- _What is needed_
Exactly reproduce the lines that follow.

- _Entries provided_

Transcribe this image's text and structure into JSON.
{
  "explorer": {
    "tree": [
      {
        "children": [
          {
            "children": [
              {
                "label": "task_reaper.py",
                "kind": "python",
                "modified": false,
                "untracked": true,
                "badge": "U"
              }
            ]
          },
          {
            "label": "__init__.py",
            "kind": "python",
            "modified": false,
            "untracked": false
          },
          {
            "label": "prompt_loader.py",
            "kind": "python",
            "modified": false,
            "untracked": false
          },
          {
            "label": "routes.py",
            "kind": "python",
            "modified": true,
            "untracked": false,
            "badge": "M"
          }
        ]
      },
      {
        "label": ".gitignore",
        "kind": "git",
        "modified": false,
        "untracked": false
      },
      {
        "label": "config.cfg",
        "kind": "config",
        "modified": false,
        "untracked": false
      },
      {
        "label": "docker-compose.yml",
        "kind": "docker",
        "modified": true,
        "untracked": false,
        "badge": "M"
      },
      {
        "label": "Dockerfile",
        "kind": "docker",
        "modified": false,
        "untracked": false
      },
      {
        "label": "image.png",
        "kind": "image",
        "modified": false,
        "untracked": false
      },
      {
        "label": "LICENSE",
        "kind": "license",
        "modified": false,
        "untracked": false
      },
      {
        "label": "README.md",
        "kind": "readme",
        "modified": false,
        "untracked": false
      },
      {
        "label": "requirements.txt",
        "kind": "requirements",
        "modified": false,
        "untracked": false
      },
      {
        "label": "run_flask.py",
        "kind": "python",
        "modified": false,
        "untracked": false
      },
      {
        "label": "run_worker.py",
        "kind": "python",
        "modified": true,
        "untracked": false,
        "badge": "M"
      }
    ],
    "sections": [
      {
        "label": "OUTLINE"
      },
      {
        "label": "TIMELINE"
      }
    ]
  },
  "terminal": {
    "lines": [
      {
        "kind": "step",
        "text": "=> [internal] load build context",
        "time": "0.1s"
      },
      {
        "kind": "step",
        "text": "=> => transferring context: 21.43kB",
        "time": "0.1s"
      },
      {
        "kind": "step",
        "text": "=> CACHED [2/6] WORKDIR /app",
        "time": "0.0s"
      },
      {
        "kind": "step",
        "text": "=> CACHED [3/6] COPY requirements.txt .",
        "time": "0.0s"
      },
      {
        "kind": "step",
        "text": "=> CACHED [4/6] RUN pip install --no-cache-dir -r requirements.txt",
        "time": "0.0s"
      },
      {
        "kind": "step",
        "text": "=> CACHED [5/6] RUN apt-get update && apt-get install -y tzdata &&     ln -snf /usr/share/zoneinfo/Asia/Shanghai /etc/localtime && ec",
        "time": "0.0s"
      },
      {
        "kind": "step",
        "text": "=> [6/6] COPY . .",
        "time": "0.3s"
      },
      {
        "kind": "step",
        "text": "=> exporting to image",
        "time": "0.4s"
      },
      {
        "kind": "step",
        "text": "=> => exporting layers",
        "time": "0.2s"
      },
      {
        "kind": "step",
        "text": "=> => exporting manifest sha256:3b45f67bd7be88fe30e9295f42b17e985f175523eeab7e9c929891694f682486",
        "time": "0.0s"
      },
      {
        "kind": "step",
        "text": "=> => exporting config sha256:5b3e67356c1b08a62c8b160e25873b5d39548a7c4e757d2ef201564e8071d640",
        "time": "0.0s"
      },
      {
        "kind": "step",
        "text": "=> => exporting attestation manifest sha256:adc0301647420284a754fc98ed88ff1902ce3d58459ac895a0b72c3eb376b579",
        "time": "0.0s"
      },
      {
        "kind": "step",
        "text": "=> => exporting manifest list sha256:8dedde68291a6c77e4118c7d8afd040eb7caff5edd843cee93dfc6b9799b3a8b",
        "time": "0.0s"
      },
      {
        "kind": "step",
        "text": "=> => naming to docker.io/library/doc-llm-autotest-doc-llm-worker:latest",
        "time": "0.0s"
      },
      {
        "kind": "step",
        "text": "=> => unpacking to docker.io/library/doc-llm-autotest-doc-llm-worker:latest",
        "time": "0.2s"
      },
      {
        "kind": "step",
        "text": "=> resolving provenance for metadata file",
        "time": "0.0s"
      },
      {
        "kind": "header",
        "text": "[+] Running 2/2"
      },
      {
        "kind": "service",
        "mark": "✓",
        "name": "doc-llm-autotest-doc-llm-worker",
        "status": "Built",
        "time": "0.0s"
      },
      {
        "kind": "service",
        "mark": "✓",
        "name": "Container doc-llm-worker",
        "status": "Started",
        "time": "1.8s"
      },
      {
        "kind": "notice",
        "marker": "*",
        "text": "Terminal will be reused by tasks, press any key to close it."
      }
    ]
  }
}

- _Worked solution_
Transcribe this image's text and structure into JSON.
{
  "explorer": {
    "tree": [
      {
        "children": [
          {
            "children": [
              {
                "label": "task_reaper.py",
                "kind": "python",
                "modified": false,
                "untracked": true,
                "badge": "U"
              }
            ]
          },
          {
            "label": "__init__.py",
            "kind": "python",
            "modified": false,
            "untracked": false
          },
          {
            "label": "prompt_loader.py",
            "kind": "python",
            "modified": false,
            "untracked": false
          },
          {
            "label": "routes.py",
            "kind": "python",
            "modified": true,
            "untracked": false,
            "badge": "M"
          }
        ]
      },
      {
        "label": ".gitignore",
        "kind": "git",
        "modified": false,
        "untracked": false
      },
      {
        "label": "config.cfg",
        "kind": "config",
        "modified": false,
        "untracked": false
      },
      {
        "label": "docker-compose.yml",
        "kind": "docker",
        "modified": true,
        "untracked": false,
        "badge": "M"
      },
      {
        "label": "Dockerfile",
        "kind": "docker",
        "modified": false,
        "untracked": false
      },
      {
        "label": "image.png",
        "kind": "image",
        "modified": false,
        "untracked": false
      },
      {
        "label": "LICENSE",
        "kind": "license",
        "modified": false,
        "untracked": false
      },
      {
        "label": "README.md",
        "kind": "readme",
        "modified": false,
        "untracked": false
      },
      {
        "label": "requirements.txt",
        "kind": "requirements",
        "modified": false,
        "untracked": false
      },
      {
        "label": "run_flask.py",
        "kind": "python",
        "modified": false,
        "untracked": false
      },
      {
        "label": "run_worker.py",
        "kind": "python",
        "modified": true,
        "untracked": false,
        "badge": "M"
      }
    ],
    "sections": [
      {
        "label": "OUTLINE"
      },
      {
        "label": "TIMELINE"
      }
    ]
  },
  "terminal": {
    "lines": [
      {
        "kind": "step",
        "text": "=> [internal] load build context",
        "time": "0.1s"
      },
      {
        "kind": "step",
        "text": "=> => transferring context: 21.43kB",
        "time": "0.1s"
      },
      {
        "kind": "step",
        "text": "=> CACHED [2/6] WORKDIR /app",
        "time": "0.0s"
      },
      {
        "kind": "step",
        "text": "=> CACHED [3/6] COPY requirements.txt .",
        "time": "0.0s"
      },
      {
        "kind": "step",
        "text": "=> CACHED [4/6] RUN pip install --no-cache-dir -r requirements.txt",
        "time": "0.0s"
      },
      {
        "kind": "step",
        "text": "=> CACHED [5/6] RUN apt-get update && apt-get install -y tzdata &&     ln -snf /usr/share/zoneinfo/Asia/Shanghai /etc/localtime && ec",
        "time": "0.0s"
      },
      {
        "kind": "step",
        "text": "=> [6/6] COPY . .",
        "time": "0.3s"
      },
      {
        "kind": "step",
        "text": "=> exporting to image",
        "time": "0.4s"
      },
      {
        "kind": "step",
        "text": "=> => exporting layers",
        "time": "0.2s"
      },
      {
        "kind": "step",
        "text": "=> => exporting manifest sha256:3b45f67bd7be88fe30e9295f42b17e985f175523eeab7e9c929891694f682486",
        "time": "0.0s"
      },
      {
        "kind": "step",
        "text": "=> => exporting config sha256:5b3e67356c1b08a62c8b160e25873b5d39548a7c4e757d2ef201564e8071d640",
        "time": "0.0s"
      },
      {
        "kind": "step",
        "text": "=> => exporting attestation manifest sha256:adc0301647420284a754fc98ed88ff1902ce3d58459ac895a0b72c3eb376b579",
        "time": "0.0s"
      },
      {
        "kind": "step",
        "text": "=> => exporting manifest list sha256:8dedde68291a6c77e4118c7d8afd040eb7caff5edd843cee93dfc6b9799b3a8b",
        "time": "0.0s"
      },
      {
        "kind": "step",
        "text": "=> => naming to docker.io/library/doc-llm-autotest-doc-llm-worker:latest",
        "time": "0.0s"
      },
      {
        "kind": "step",
        "text": "=> => unpacking to docker.io/library/doc-llm-autotest-doc-llm-worker:latest",
        "time": "0.2s"
      },
      {
        "kind": "step",
        "text": "=> resolving provenance for metadata file",
        "time": "0.0s"
      },
      {
        "kind": "header",
        "text": "[+] Running 2/2"
      },
      {
        "kind": "service",
        "mark": "✓",
        "name": "doc-llm-autotest-doc-llm-worker",
        "status": "Built",
        "time": "0.0s"
      },
      {
        "kind": "service",
        "mark": "✓",
        "name": "Container doc-llm-worker",
        "status": "Started",
        "time": "1.8s"
      },
      {
        "kind": "notice",
        "marker": "*",
        "text": "Terminal will be reused by tasks, press any key to close it."
      }
    ]
  }
}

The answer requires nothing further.